━━━ DATA ROWS ━━━

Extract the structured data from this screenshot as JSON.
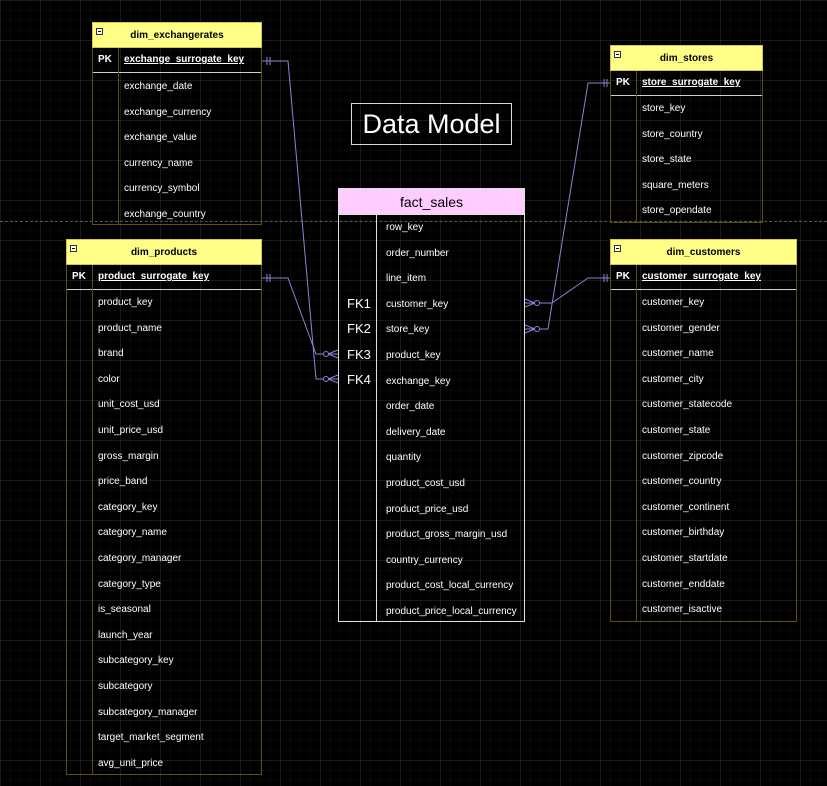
{
  "title": "Data Model",
  "entities": {
    "exchangerates": {
      "name": "dim_exchangerates",
      "pk_label": "PK",
      "pk": "exchange_surrogate_key",
      "fields": [
        "exchange_date",
        "exchange_currency",
        "exchange_value",
        "currency_name",
        "currency_symbol",
        "exchange_country"
      ]
    },
    "stores": {
      "name": "dim_stores",
      "pk_label": "PK",
      "pk": "store_surrogate_key",
      "fields": [
        "store_key",
        "store_country",
        "store_state",
        "square_meters",
        "store_opendate"
      ]
    },
    "products": {
      "name": "dim_products",
      "pk_label": "PK",
      "pk": "product_surrogate_key",
      "fields": [
        "product_key",
        "product_name",
        "brand",
        "color",
        "unit_cost_usd",
        "unit_price_usd",
        "gross_margin",
        "price_band",
        "category_key",
        "category_name",
        "category_manager",
        "category_type",
        "is_seasonal",
        "launch_year",
        "subcategory_key",
        "subcategory",
        "subcategory_manager",
        "target_market_segment",
        "avg_unit_price"
      ]
    },
    "customers": {
      "name": "dim_customers",
      "pk_label": "PK",
      "pk": "customer_surrogate_key",
      "fields": [
        "customer_key",
        "customer_gender",
        "customer_name",
        "customer_city",
        "customer_statecode",
        "customer_state",
        "customer_zipcode",
        "customer_country",
        "customer_continent",
        "customer_birthday",
        "customer_startdate",
        "customer_enddate",
        "customer_isactive"
      ]
    },
    "fact_sales": {
      "name": "fact_sales",
      "fk_labels": [
        "FK1",
        "FK2",
        "FK3",
        "FK4"
      ],
      "fields": [
        "row_key",
        "order_number",
        "line_item",
        "customer_key",
        "store_key",
        "product_key",
        "exchange_key",
        "order_date",
        "delivery_date",
        "quantity",
        "product_cost_usd",
        "product_price_usd",
        "product_gross_margin_usd",
        "country_currency",
        "product_cost_local_currency",
        "product_price_local_currency"
      ]
    }
  },
  "colors": {
    "entity_header": "#ffff88",
    "fact_header": "#ffccff",
    "relationship_line": "#8a84d6"
  }
}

━━━

INSTRUCTIONS TO FOLLOW: Except for the pictures, give all the material above again verbatim.

TASK OUTPUT:
Extract the structured data from this screenshot as JSON.
{
  "title": "Data Model",
  "entities": {
    "exchangerates": {
      "name": "dim_exchangerates",
      "pk_label": "PK",
      "pk": "exchange_surrogate_key",
      "fields": [
        "exchange_date",
        "exchange_currency",
        "exchange_value",
        "currency_name",
        "currency_symbol",
        "exchange_country"
      ]
    },
    "stores": {
      "name": "dim_stores",
      "pk_label": "PK",
      "pk": "store_surrogate_key",
      "fields": [
        "store_key",
        "store_country",
        "store_state",
        "square_meters",
        "store_opendate"
      ]
    },
    "products": {
      "name": "dim_products",
      "pk_label": "PK",
      "pk": "product_surrogate_key",
      "fields": [
        "product_key",
        "product_name",
        "brand",
        "color",
        "unit_cost_usd",
        "unit_price_usd",
        "gross_margin",
        "price_band",
        "category_key",
        "category_name",
        "category_manager",
        "category_type",
        "is_seasonal",
        "launch_year",
        "subcategory_key",
        "subcategory",
        "subcategory_manager",
        "target_market_segment",
        "avg_unit_price"
      ]
    },
    "customers": {
      "name": "dim_customers",
      "pk_label": "PK",
      "pk": "customer_surrogate_key",
      "fields": [
        "customer_key",
        "customer_gender",
        "customer_name",
        "customer_city",
        "customer_statecode",
        "customer_state",
        "customer_zipcode",
        "customer_country",
        "customer_continent",
        "customer_birthday",
        "customer_startdate",
        "customer_enddate",
        "customer_isactive"
      ]
    },
    "fact_sales": {
      "name": "fact_sales",
      "fk_labels": [
        "FK1",
        "FK2",
        "FK3",
        "FK4"
      ],
      "fields": [
        "row_key",
        "order_number",
        "line_item",
        "customer_key",
        "store_key",
        "product_key",
        "exchange_key",
        "order_date",
        "delivery_date",
        "quantity",
        "product_cost_usd",
        "product_price_usd",
        "product_gross_margin_usd",
        "country_currency",
        "product_cost_local_currency",
        "product_price_local_currency"
      ]
    }
  },
  "colors": {
    "entity_header": "#ffff88",
    "fact_header": "#ffccff",
    "relationship_line": "#8a84d6"
  }
}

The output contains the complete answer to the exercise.